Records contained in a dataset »

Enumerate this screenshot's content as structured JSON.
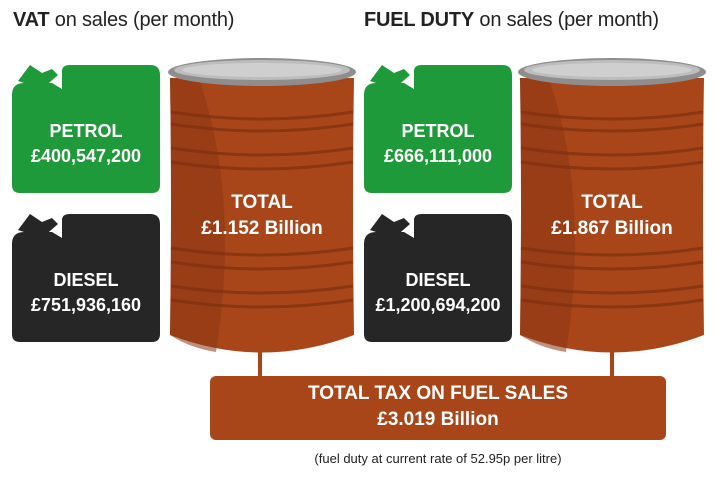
{
  "headings": {
    "vat": {
      "bold": "VAT",
      "rest": " on sales (per month)"
    },
    "fuel_duty": {
      "bold": "FUEL DUTY",
      "rest": " on sales (per month)"
    }
  },
  "vat": {
    "petrol": {
      "label": "PETROL",
      "value": "£400,547,200"
    },
    "diesel": {
      "label": "DIESEL",
      "value": "£751,936,160"
    },
    "total": {
      "label": "TOTAL",
      "value": "£1.152 Billion"
    }
  },
  "fuel_duty": {
    "petrol": {
      "label": "PETROL",
      "value": "£666,111,000"
    },
    "diesel": {
      "label": "DIESEL",
      "value": "£1,200,694,200"
    },
    "total": {
      "label": "TOTAL",
      "value": "£1.867 Billion"
    }
  },
  "grand_total": {
    "label": "TOTAL TAX ON FUEL SALES",
    "value": "£3.019 Billion"
  },
  "footnote": "(fuel duty at current rate of 52.95p per litre)",
  "colors": {
    "petrol_green": "#1f9a3a",
    "diesel_black": "#262626",
    "barrel_rust": "#a8461a",
    "barrel_dark": "#8a3612",
    "lid_grey": "#a7a7a7"
  },
  "icons": {
    "petrol_can": "jerry-can-icon",
    "diesel_can": "jerry-can-icon",
    "barrel": "oil-barrel-icon"
  }
}
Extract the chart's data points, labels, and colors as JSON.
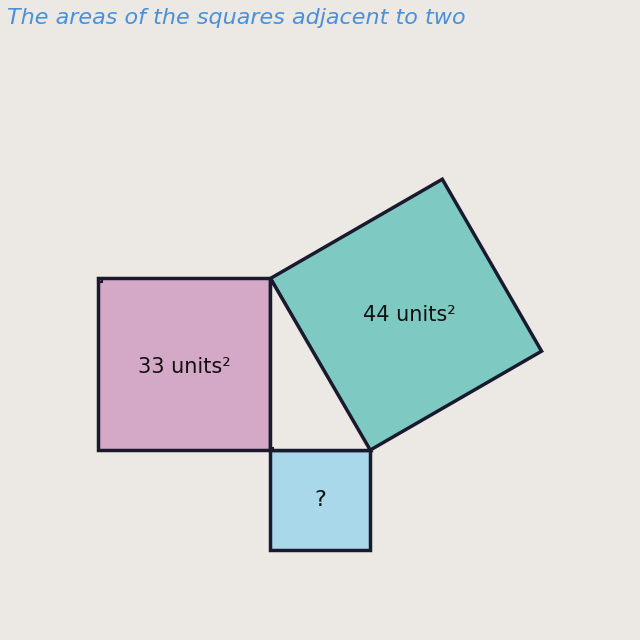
{
  "title": "The areas of the squares adjacent to two",
  "bg_color": "#ece9e4",
  "pink_square_color": "#d4a8c7",
  "pink_square_edge_color": "#1a1a2e",
  "teal_square_color": "#7ecac3",
  "teal_square_edge_color": "#1a1a2e",
  "blue_square_color": "#a8d8ea",
  "blue_square_edge_color": "#1a1a2e",
  "label_33": "33 units²",
  "label_44": "44 units²",
  "label_q": "?",
  "title_color": "#4a90d9",
  "title_fontsize": 16,
  "label_fontsize": 15
}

What to produce » Reproduce the listing above exactly, excluding all pictures.

Solution below »
Enumerate this screenshot's content as structured JSON.
{
  "headings": {
    "vat": {
      "bold": "VAT",
      "rest": " on sales (per month)"
    },
    "fuel_duty": {
      "bold": "FUEL DUTY",
      "rest": " on sales (per month)"
    }
  },
  "vat": {
    "petrol": {
      "label": "PETROL",
      "value": "£400,547,200"
    },
    "diesel": {
      "label": "DIESEL",
      "value": "£751,936,160"
    },
    "total": {
      "label": "TOTAL",
      "value": "£1.152 Billion"
    }
  },
  "fuel_duty": {
    "petrol": {
      "label": "PETROL",
      "value": "£666,111,000"
    },
    "diesel": {
      "label": "DIESEL",
      "value": "£1,200,694,200"
    },
    "total": {
      "label": "TOTAL",
      "value": "£1.867 Billion"
    }
  },
  "grand_total": {
    "label": "TOTAL TAX ON FUEL SALES",
    "value": "£3.019 Billion"
  },
  "footnote": "(fuel duty at current rate of 52.95p per litre)",
  "colors": {
    "petrol_green": "#1f9a3a",
    "diesel_black": "#262626",
    "barrel_rust": "#a8461a",
    "barrel_dark": "#8a3612",
    "lid_grey": "#a7a7a7"
  },
  "icons": {
    "petrol_can": "jerry-can-icon",
    "diesel_can": "jerry-can-icon",
    "barrel": "oil-barrel-icon"
  }
}
Extract the chart's data points, labels, and colors as JSON.
{
  "title": "The areas of the squares adjacent to two",
  "bg_color": "#ece9e4",
  "pink_square_color": "#d4a8c7",
  "pink_square_edge_color": "#1a1a2e",
  "teal_square_color": "#7ecac3",
  "teal_square_edge_color": "#1a1a2e",
  "blue_square_color": "#a8d8ea",
  "blue_square_edge_color": "#1a1a2e",
  "label_33": "33 units²",
  "label_44": "44 units²",
  "label_q": "?",
  "title_color": "#4a90d9",
  "title_fontsize": 16,
  "label_fontsize": 15
}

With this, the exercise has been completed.